■ **EXERCISE DETAILS**: Please pick up the passage about net fans and printfen in K/S fandom after its final sentence and carry it forward.

====== TEXT SHOWN ======

Obviously, the net has led to a huge expansion in K/S fandom, probably
a larger and more rapid expansion than has ever happened in a comparable
period in fandom. And net fans are *different.* In my totally subjective
observation (which I would love to test empirically!), they tend to be
younger, better educated, more accomplished professionally, more likely
to be gay, lesbian or transgendered and more likely to hail from outside
the US than printfen. They seem, for lack of a better word, more comfortable
with their own interest in slash. They are not wedded to plain vanilla,
and they are not afraid to explore the dark side of the characters or
the TOS universe. And, also in my totally subjective opinion, they are
just plain better writers, on the whole. Perhaps this is because the feedback
and beta-reading one gets on the net helps writers grow faster and better.
So, it is understandable that the printfen should feel a bit (OK, not
just "a bit") threatened by what they see as the intrusion on their "turf"
by a crowd with attitudes and approaches to K/S that differ so much from
their own.

====== DATA LINES ======

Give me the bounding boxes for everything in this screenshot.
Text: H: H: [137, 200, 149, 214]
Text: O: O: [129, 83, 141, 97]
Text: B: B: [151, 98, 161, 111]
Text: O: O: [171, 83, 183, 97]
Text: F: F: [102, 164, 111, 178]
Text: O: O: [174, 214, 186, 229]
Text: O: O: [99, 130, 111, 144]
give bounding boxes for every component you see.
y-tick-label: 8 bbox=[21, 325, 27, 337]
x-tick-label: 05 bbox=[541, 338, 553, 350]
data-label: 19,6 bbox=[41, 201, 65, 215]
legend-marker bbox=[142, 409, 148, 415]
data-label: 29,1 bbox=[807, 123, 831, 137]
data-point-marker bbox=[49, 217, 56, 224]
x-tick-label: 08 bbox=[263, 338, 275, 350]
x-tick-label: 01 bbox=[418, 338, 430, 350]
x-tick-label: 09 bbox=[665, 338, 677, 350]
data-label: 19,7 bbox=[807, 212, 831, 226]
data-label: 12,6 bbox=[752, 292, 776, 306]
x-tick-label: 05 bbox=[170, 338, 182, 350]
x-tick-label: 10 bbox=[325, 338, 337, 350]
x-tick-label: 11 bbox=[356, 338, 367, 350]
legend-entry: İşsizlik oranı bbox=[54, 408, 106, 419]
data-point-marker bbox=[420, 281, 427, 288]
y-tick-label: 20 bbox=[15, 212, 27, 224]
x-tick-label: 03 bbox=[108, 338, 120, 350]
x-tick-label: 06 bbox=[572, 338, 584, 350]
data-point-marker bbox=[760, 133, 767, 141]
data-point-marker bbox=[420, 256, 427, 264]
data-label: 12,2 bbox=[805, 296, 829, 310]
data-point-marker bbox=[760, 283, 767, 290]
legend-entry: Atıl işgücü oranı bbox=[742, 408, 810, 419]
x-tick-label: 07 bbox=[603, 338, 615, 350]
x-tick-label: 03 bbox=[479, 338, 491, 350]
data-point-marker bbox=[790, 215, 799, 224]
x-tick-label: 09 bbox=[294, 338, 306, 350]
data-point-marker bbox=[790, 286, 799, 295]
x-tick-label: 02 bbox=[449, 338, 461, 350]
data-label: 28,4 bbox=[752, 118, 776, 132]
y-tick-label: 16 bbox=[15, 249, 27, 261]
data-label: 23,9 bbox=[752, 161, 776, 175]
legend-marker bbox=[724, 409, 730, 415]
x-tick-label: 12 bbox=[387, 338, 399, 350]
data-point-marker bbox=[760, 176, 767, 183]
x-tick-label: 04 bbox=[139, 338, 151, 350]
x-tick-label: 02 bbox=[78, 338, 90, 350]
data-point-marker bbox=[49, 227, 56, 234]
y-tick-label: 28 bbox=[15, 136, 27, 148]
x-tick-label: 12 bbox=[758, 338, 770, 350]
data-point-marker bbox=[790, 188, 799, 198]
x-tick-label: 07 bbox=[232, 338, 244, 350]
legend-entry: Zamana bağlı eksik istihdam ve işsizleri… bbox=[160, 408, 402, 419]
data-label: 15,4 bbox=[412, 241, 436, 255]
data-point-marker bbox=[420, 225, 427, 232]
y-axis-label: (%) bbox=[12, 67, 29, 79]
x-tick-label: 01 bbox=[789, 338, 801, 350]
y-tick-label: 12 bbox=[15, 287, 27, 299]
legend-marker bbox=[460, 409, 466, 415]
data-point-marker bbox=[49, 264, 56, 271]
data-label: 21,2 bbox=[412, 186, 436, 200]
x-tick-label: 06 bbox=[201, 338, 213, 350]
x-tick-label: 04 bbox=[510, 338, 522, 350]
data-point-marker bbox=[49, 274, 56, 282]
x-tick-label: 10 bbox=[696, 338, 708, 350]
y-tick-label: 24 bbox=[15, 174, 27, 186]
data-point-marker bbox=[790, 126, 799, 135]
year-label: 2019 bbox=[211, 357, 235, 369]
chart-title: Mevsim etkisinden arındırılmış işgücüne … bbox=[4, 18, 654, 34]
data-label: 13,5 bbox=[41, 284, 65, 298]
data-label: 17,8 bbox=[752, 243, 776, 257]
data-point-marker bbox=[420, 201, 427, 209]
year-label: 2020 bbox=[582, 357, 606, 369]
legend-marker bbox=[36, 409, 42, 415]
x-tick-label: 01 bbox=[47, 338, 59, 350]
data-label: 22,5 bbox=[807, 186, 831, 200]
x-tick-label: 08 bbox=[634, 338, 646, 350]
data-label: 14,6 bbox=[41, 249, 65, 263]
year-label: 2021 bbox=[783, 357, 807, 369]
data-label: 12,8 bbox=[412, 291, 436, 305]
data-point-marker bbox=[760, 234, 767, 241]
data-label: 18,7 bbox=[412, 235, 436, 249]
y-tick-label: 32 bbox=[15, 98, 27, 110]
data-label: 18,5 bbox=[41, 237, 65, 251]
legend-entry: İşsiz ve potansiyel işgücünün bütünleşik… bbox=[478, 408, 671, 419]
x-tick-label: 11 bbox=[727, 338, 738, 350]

======

■ **EXPECTED ANSWER**:
*Current* K/S print fandom has become so respectable and bourgeoisified
that it seems to have little edge left. K/S printfen are not the underground
any more, they are the mainstream, the nice straight housewives. So the
freewheeling diversity and gender-bending of the net culture is not necessarily
the printfan's cup of tranya.
But I don't want to stereotype printfen or lump them all in the same
basket. Actually, some of the "older generation" of printfen--those who
have been in fandom since the early 1980s or so--are very open to the
net. Some of the K/S zine editors who have been in fandom the *longest*
have been the most accepting and embracing of net fiction. But that fits
my hypothesis, I think.
I don't think we can view print fandom as a monolithic entity that stands
against net fic and vice-versa. Nor can one presume that contemporary
K/S printfic is the lineal descendant of early fan fic, no matter how
much the current crop of printfen would like to appropriate for themselves
the status of heirs to the "classics." If you will forgive the Protestant
perceptive, that is a bit like the Pope of Martin Luther' s era claiming
to be the heir of the martyrs of the Early Church.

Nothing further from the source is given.